What you produce should be an exact transcription of the data, minus any pictures.

Bounding box prediction data ▸
Segment Open
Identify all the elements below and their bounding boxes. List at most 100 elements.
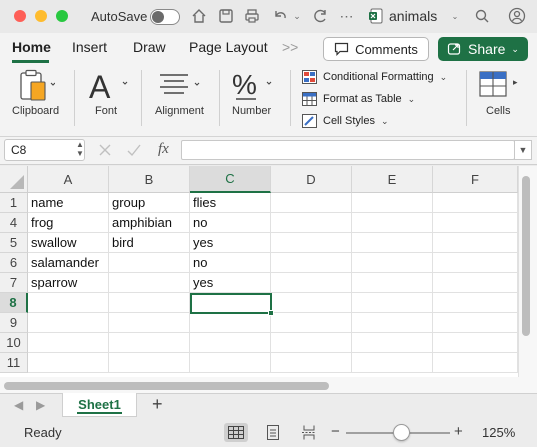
formula-expand-chevron-icon[interactable]: ▼ (514, 140, 532, 160)
column-header-e[interactable]: E (352, 166, 433, 193)
cell-a4[interactable]: frog (28, 213, 109, 233)
paste-clipboard-icon[interactable] (17, 69, 56, 103)
cell-b10[interactable] (109, 333, 190, 353)
cell-b8[interactable] (109, 293, 190, 313)
cell-e11[interactable] (352, 353, 433, 373)
row-header-selected[interactable]: 8 (0, 293, 28, 313)
ribbon-overflow-chevron-icon[interactable]: ▸ (513, 77, 518, 88)
cell-d5[interactable] (271, 233, 352, 253)
undo-dropdown-chevron-icon[interactable]: ⌄ (288, 7, 306, 25)
cell-f4[interactable] (433, 213, 518, 233)
name-box-stepper-icon[interactable]: ▲ ▼ (76, 140, 84, 158)
cell-c7[interactable]: yes (190, 273, 271, 293)
cell-e10[interactable] (352, 333, 433, 353)
cell-e9[interactable] (352, 313, 433, 333)
next-sheet-icon[interactable]: ▶ (36, 398, 45, 412)
fill-handle[interactable] (268, 310, 274, 316)
horizontal-scroll-thumb[interactable] (4, 382, 329, 390)
name-box[interactable]: C8 (4, 139, 85, 161)
page-layout-view-icon[interactable] (261, 423, 285, 442)
column-header-f[interactable]: F (433, 166, 518, 193)
cell-b9[interactable] (109, 313, 190, 333)
insert-function-fx-icon[interactable]: fx (158, 141, 169, 158)
more-tabs-chevron-icon[interactable]: >> (282, 39, 298, 55)
cell-d9[interactable] (271, 313, 352, 333)
cell-c10[interactable] (190, 333, 271, 353)
cell-d4[interactable] (271, 213, 352, 233)
row-header[interactable]: 5 (0, 233, 28, 253)
confirm-entry-icon[interactable] (126, 141, 142, 159)
cell-styles-button[interactable]: Cell Styles ⌄ (302, 114, 389, 128)
cell-f10[interactable] (433, 333, 518, 353)
font-group-label[interactable]: Font (95, 105, 117, 117)
cell-d8[interactable] (271, 293, 352, 313)
row-header[interactable]: 4 (0, 213, 28, 233)
cell-a5[interactable]: swallow (28, 233, 109, 253)
home-icon[interactable] (190, 7, 208, 25)
cell-c4[interactable]: no (190, 213, 271, 233)
conditional-formatting-button[interactable]: Conditional Formatting ⌄ (302, 70, 447, 84)
comments-button[interactable]: Comments (323, 37, 429, 61)
cell-e1[interactable] (352, 193, 433, 213)
cell-f8[interactable] (433, 293, 518, 313)
number-format-icon[interactable]: % (232, 68, 278, 102)
formula-input[interactable] (181, 140, 515, 160)
row-header[interactable]: 1 (0, 193, 28, 213)
alignment-group-label[interactable]: Alignment (155, 105, 204, 117)
cells-group-label[interactable]: Cells (486, 105, 510, 117)
share-button[interactable]: Share ⌄ (438, 37, 528, 61)
cell-e5[interactable] (352, 233, 433, 253)
previous-sheet-icon[interactable]: ◀ (14, 398, 23, 412)
alignment-icon[interactable] (158, 70, 206, 100)
cell-c5[interactable]: yes (190, 233, 271, 253)
cell-e6[interactable] (352, 253, 433, 273)
cell-c9[interactable] (190, 313, 271, 333)
undo-icon[interactable] (271, 7, 289, 25)
cell-b4[interactable]: amphibian (109, 213, 190, 233)
cell-e8[interactable] (352, 293, 433, 313)
cell-d7[interactable] (271, 273, 352, 293)
cell-c11[interactable] (190, 353, 271, 373)
column-header-c[interactable]: C (190, 166, 271, 193)
minimize-window-button[interactable] (35, 10, 47, 22)
cell-b7[interactable] (109, 273, 190, 293)
cell-e7[interactable] (352, 273, 433, 293)
row-header[interactable]: 11 (0, 353, 28, 373)
search-icon[interactable] (473, 7, 491, 25)
sheet-tab-sheet1[interactable]: Sheet1 (62, 393, 137, 417)
column-header-d[interactable]: D (271, 166, 352, 193)
title-chevron-icon[interactable]: ⌄ (446, 7, 464, 25)
clipboard-group-label[interactable]: Clipboard (12, 105, 59, 117)
cell-c1[interactable]: flies (190, 193, 271, 213)
column-header-a[interactable]: A (28, 166, 109, 193)
cancel-entry-icon[interactable] (97, 141, 113, 159)
row-header[interactable]: 10 (0, 333, 28, 353)
cell-a10[interactable] (28, 333, 109, 353)
save-icon[interactable] (217, 7, 235, 25)
row-header[interactable]: 6 (0, 253, 28, 273)
normal-view-icon[interactable] (224, 423, 248, 442)
font-icon[interactable]: A (88, 68, 130, 105)
autosave-toggle[interactable] (150, 9, 180, 25)
cell-a1[interactable]: name (28, 193, 109, 213)
print-icon[interactable] (243, 7, 261, 25)
zoom-slider-thumb[interactable] (393, 424, 410, 441)
row-header[interactable]: 9 (0, 313, 28, 333)
zoom-out-button[interactable]: − (331, 423, 340, 440)
cell-a9[interactable] (28, 313, 109, 333)
cell-b6[interactable] (109, 253, 190, 273)
cell-f5[interactable] (433, 233, 518, 253)
cell-f11[interactable] (433, 353, 518, 373)
cell-a11[interactable] (28, 353, 109, 373)
cell-f9[interactable] (433, 313, 518, 333)
tab-page-layout[interactable]: Page Layout (189, 39, 268, 55)
redo-icon[interactable] (311, 7, 329, 25)
tab-home[interactable]: Home (12, 39, 51, 55)
account-icon[interactable] (508, 7, 526, 25)
more-options-icon[interactable]: ⋯ (338, 7, 356, 25)
cell-f7[interactable] (433, 273, 518, 293)
cell-b5[interactable]: bird (109, 233, 190, 253)
cell-f1[interactable] (433, 193, 518, 213)
cell-a8[interactable] (28, 293, 109, 313)
cell-b1[interactable]: group (109, 193, 190, 213)
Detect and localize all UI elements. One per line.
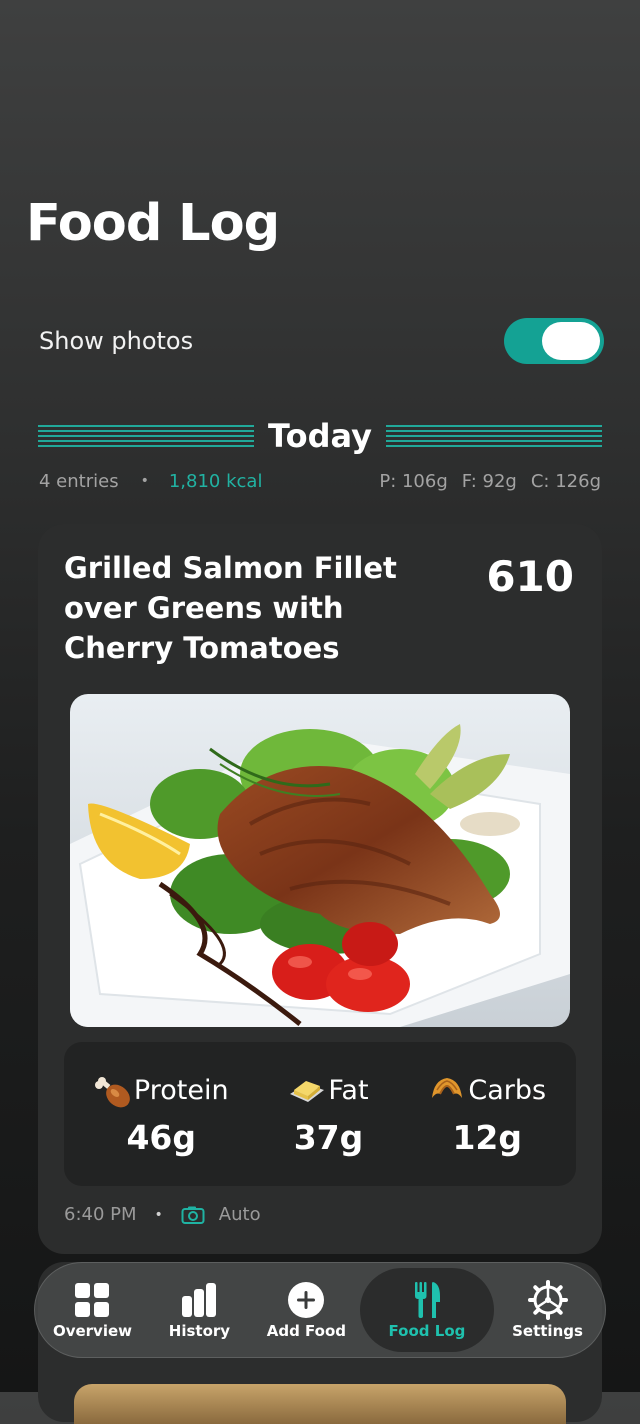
Segment Closed
TASK SOLUTION ▸
Identify all the elements below and their bounding boxes. List at most 100 elements.
formula-expand-chevron-icon[interactable]: ▼ (514, 140, 532, 160)
column-header-e[interactable]: E (352, 166, 433, 193)
cell-a4[interactable]: frog (28, 213, 109, 233)
paste-clipboard-icon[interactable] (17, 69, 56, 103)
cell-b10[interactable] (109, 333, 190, 353)
cell-b8[interactable] (109, 293, 190, 313)
cell-e11[interactable] (352, 353, 433, 373)
row-header-selected[interactable]: 8 (0, 293, 28, 313)
ribbon-overflow-chevron-icon[interactable]: ▸ (513, 77, 518, 88)
cell-d5[interactable] (271, 233, 352, 253)
undo-dropdown-chevron-icon[interactable]: ⌄ (288, 7, 306, 25)
cell-f4[interactable] (433, 213, 518, 233)
name-box-stepper-icon[interactable]: ▲ ▼ (76, 140, 84, 158)
cell-c7[interactable]: yes (190, 273, 271, 293)
cell-e10[interactable] (352, 333, 433, 353)
cell-e9[interactable] (352, 313, 433, 333)
next-sheet-icon[interactable]: ▶ (36, 398, 45, 412)
fill-handle[interactable] (268, 310, 274, 316)
horizontal-scroll-thumb[interactable] (4, 382, 329, 390)
name-box[interactable]: C8 (4, 139, 85, 161)
page-layout-view-icon[interactable] (261, 423, 285, 442)
column-header-f[interactable]: F (433, 166, 518, 193)
cell-b9[interactable] (109, 313, 190, 333)
insert-function-fx-icon[interactable]: fx (158, 141, 169, 158)
more-tabs-chevron-icon[interactable]: >> (282, 39, 298, 55)
cell-d9[interactable] (271, 313, 352, 333)
cell-c10[interactable] (190, 333, 271, 353)
cell-d4[interactable] (271, 213, 352, 233)
row-header[interactable]: 5 (0, 233, 28, 253)
confirm-entry-icon[interactable] (126, 141, 142, 159)
cell-styles-button[interactable]: Cell Styles ⌄ (302, 114, 389, 128)
cell-f10[interactable] (433, 333, 518, 353)
font-group-label[interactable]: Font (95, 105, 117, 117)
cell-d8[interactable] (271, 293, 352, 313)
row-header[interactable]: 4 (0, 213, 28, 233)
cell-a5[interactable]: swallow (28, 233, 109, 253)
home-icon[interactable] (190, 7, 208, 25)
cell-c4[interactable]: no (190, 213, 271, 233)
conditional-formatting-button[interactable]: Conditional Formatting ⌄ (302, 70, 447, 84)
comments-button[interactable]: Comments (323, 37, 429, 61)
cell-e1[interactable] (352, 193, 433, 213)
cell-f8[interactable] (433, 293, 518, 313)
number-format-icon[interactable]: % (232, 68, 278, 102)
formula-input[interactable] (181, 140, 515, 160)
row-header[interactable]: 1 (0, 193, 28, 213)
alignment-group-label[interactable]: Alignment (155, 105, 204, 117)
cells-group-label[interactable]: Cells (486, 105, 510, 117)
share-button[interactable]: Share ⌄ (438, 37, 528, 61)
cell-e5[interactable] (352, 233, 433, 253)
previous-sheet-icon[interactable]: ◀ (14, 398, 23, 412)
alignment-icon[interactable] (158, 70, 206, 100)
cell-c5[interactable]: yes (190, 233, 271, 253)
cell-e6[interactable] (352, 253, 433, 273)
cell-c9[interactable] (190, 313, 271, 333)
undo-icon[interactable] (271, 7, 289, 25)
cell-b4[interactable]: amphibian (109, 213, 190, 233)
cell-e8[interactable] (352, 293, 433, 313)
cell-d7[interactable] (271, 273, 352, 293)
cell-c11[interactable] (190, 353, 271, 373)
column-header-c[interactable]: C (190, 166, 271, 193)
minimize-window-button[interactable] (35, 10, 47, 22)
cell-b7[interactable] (109, 273, 190, 293)
cell-e7[interactable] (352, 273, 433, 293)
row-header[interactable]: 11 (0, 353, 28, 373)
search-icon[interactable] (473, 7, 491, 25)
sheet-tab-sheet1[interactable]: Sheet1 (62, 393, 137, 417)
column-header-d[interactable]: D (271, 166, 352, 193)
title-chevron-icon[interactable]: ⌄ (446, 7, 464, 25)
clipboard-group-label[interactable]: Clipboard (12, 105, 59, 117)
cell-c1[interactable]: flies (190, 193, 271, 213)
column-header-a[interactable]: A (28, 166, 109, 193)
cancel-entry-icon[interactable] (97, 141, 113, 159)
row-header[interactable]: 10 (0, 333, 28, 353)
cell-a10[interactable] (28, 333, 109, 353)
save-icon[interactable] (217, 7, 235, 25)
row-header[interactable]: 6 (0, 253, 28, 273)
normal-view-icon[interactable] (224, 423, 248, 442)
font-icon[interactable]: A (88, 68, 130, 105)
autosave-toggle[interactable] (150, 9, 180, 25)
cell-a1[interactable]: name (28, 193, 109, 213)
print-icon[interactable] (243, 7, 261, 25)
zoom-slider-thumb[interactable] (393, 424, 410, 441)
row-header[interactable]: 9 (0, 313, 28, 333)
zoom-out-button[interactable]: − (331, 423, 340, 440)
cell-a9[interactable] (28, 313, 109, 333)
cell-b6[interactable] (109, 253, 190, 273)
cell-f5[interactable] (433, 233, 518, 253)
cell-f11[interactable] (433, 353, 518, 373)
cell-a11[interactable] (28, 353, 109, 373)
cell-f9[interactable] (433, 313, 518, 333)
tab-page-layout[interactable]: Page Layout (189, 39, 268, 55)
redo-icon[interactable] (311, 7, 329, 25)
tab-home[interactable]: Home (12, 39, 51, 55)
account-icon[interactable] (508, 7, 526, 25)
more-options-icon[interactable]: ⋯ (338, 7, 356, 25)
cell-f7[interactable] (433, 273, 518, 293)
cell-b5[interactable]: bird (109, 233, 190, 253)
cell-f1[interactable] (433, 193, 518, 213)
cell-a8[interactable] (28, 293, 109, 313)
cell-b1[interactable]: group (109, 193, 190, 213)
Detect and localize all UI elements. One per line.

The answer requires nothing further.